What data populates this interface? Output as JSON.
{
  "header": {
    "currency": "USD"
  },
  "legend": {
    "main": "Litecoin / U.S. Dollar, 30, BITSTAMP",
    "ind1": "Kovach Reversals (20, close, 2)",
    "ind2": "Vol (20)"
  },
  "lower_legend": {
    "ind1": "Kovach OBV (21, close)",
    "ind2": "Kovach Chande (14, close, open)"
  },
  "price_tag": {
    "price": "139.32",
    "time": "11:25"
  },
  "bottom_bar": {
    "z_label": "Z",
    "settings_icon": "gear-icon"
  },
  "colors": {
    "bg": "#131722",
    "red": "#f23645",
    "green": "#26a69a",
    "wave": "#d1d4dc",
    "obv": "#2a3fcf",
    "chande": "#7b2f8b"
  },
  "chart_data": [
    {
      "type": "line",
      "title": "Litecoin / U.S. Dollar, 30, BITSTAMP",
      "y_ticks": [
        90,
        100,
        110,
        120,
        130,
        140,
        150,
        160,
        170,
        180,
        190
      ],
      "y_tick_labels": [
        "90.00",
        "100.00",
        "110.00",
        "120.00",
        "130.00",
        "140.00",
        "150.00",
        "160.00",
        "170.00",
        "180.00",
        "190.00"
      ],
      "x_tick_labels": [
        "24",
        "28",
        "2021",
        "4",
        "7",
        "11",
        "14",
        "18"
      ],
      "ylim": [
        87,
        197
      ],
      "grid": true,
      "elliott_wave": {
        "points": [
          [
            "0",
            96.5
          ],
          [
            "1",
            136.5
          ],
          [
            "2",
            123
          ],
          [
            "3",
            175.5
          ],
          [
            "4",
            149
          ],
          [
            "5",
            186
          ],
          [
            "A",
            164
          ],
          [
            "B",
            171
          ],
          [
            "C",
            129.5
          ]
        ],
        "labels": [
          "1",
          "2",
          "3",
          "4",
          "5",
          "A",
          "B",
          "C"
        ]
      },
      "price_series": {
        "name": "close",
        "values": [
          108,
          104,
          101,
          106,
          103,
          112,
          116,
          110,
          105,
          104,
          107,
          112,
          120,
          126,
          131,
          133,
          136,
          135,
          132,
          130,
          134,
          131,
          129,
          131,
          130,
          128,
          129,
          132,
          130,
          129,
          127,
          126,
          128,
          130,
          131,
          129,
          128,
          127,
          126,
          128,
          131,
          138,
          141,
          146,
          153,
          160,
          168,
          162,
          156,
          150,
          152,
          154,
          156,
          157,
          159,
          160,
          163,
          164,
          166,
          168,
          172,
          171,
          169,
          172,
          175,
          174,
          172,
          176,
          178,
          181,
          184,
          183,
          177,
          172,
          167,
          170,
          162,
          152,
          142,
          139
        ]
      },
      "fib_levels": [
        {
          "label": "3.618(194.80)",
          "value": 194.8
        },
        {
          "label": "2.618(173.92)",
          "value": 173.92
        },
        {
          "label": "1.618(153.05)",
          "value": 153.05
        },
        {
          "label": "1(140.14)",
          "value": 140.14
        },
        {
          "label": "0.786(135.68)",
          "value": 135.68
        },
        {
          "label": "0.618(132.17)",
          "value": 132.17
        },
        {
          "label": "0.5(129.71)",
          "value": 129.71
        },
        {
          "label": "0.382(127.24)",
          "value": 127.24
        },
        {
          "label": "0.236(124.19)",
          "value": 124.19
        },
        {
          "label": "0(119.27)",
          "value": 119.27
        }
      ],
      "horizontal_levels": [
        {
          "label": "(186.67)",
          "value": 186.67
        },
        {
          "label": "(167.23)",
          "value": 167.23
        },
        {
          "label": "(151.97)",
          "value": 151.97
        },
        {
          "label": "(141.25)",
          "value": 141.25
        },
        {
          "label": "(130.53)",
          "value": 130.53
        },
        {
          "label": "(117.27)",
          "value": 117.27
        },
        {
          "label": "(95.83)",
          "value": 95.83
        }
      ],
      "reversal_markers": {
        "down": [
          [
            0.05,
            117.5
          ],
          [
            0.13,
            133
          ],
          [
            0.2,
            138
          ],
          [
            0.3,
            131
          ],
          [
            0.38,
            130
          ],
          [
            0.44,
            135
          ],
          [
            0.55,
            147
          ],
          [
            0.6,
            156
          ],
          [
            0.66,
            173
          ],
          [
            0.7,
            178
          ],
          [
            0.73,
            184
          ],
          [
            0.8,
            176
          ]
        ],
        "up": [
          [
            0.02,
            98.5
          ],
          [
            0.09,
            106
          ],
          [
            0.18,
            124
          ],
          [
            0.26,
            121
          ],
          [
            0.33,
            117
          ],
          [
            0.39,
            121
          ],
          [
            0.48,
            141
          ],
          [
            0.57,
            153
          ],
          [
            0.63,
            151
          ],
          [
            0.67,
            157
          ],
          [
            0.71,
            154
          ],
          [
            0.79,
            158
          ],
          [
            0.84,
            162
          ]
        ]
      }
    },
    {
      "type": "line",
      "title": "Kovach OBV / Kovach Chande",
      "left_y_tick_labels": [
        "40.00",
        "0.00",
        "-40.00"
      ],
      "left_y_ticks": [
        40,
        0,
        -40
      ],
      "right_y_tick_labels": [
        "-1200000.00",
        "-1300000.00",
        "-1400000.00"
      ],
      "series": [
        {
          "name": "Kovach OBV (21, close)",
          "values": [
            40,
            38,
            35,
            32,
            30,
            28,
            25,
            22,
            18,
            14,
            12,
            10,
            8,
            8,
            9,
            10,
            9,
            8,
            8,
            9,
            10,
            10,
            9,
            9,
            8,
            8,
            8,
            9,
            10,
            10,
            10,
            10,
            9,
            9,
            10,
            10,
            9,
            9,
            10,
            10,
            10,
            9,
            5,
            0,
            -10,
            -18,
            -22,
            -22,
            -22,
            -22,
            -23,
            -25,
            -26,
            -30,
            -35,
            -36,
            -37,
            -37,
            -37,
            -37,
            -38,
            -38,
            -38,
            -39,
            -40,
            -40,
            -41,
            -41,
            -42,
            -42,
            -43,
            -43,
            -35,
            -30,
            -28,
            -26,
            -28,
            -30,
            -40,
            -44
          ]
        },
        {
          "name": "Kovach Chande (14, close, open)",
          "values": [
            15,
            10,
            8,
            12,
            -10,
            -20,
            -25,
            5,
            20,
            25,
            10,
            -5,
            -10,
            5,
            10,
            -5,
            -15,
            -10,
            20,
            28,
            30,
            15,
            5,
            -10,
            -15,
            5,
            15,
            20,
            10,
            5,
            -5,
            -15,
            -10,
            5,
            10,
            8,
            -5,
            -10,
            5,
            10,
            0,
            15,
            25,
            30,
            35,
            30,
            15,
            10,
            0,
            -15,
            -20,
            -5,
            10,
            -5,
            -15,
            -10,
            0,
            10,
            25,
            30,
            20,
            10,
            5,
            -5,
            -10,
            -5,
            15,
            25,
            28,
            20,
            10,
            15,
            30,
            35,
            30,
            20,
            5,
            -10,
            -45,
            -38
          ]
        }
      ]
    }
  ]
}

**GOAL**
Pick out each line that holds the string "title".

**ANSWER TO THE EXERCISE**
      "title": "Litecoin / U.S. Dollar, 30, BITSTAMP",
      "title": "Kovach OBV / Kovach Chande",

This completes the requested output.